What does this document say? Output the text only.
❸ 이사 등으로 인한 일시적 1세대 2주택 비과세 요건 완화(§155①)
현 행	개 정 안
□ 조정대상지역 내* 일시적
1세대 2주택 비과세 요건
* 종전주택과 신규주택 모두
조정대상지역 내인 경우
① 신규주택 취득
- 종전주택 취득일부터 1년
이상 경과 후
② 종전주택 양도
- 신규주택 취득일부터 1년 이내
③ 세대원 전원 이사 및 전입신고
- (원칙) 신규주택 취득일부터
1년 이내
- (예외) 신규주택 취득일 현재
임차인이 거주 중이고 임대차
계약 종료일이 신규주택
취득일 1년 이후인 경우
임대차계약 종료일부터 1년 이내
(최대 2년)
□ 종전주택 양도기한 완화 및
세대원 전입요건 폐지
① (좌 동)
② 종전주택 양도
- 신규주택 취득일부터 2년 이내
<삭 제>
════
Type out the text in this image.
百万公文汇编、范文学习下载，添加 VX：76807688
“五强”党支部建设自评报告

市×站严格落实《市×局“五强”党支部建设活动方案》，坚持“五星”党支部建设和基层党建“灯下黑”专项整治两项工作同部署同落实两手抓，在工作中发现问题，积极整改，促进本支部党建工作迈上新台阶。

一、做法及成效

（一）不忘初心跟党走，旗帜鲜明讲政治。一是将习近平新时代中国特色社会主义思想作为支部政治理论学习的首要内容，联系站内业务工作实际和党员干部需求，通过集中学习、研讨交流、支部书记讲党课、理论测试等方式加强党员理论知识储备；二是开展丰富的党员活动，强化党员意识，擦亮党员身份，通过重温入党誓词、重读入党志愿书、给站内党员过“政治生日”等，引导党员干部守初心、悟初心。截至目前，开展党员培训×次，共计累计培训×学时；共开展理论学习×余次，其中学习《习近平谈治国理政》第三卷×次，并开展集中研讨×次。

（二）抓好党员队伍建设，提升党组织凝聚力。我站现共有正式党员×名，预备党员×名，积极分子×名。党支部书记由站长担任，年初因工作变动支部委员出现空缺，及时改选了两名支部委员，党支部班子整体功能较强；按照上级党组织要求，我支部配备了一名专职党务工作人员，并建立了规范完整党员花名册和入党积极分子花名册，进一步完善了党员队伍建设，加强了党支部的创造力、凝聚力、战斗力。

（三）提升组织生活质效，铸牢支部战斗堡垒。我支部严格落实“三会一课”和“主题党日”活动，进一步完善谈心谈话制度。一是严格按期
════
* Exercise instructions *
Pick every line with "취득일부터" in it and copy it.

* Exercise solution *
- 종전주택 취득일부터 1년
- 신규주택 취득일부터 1년 이내
- (원칙) 신규주택 취득일부터
- 신규주택 취득일부터 2년 이내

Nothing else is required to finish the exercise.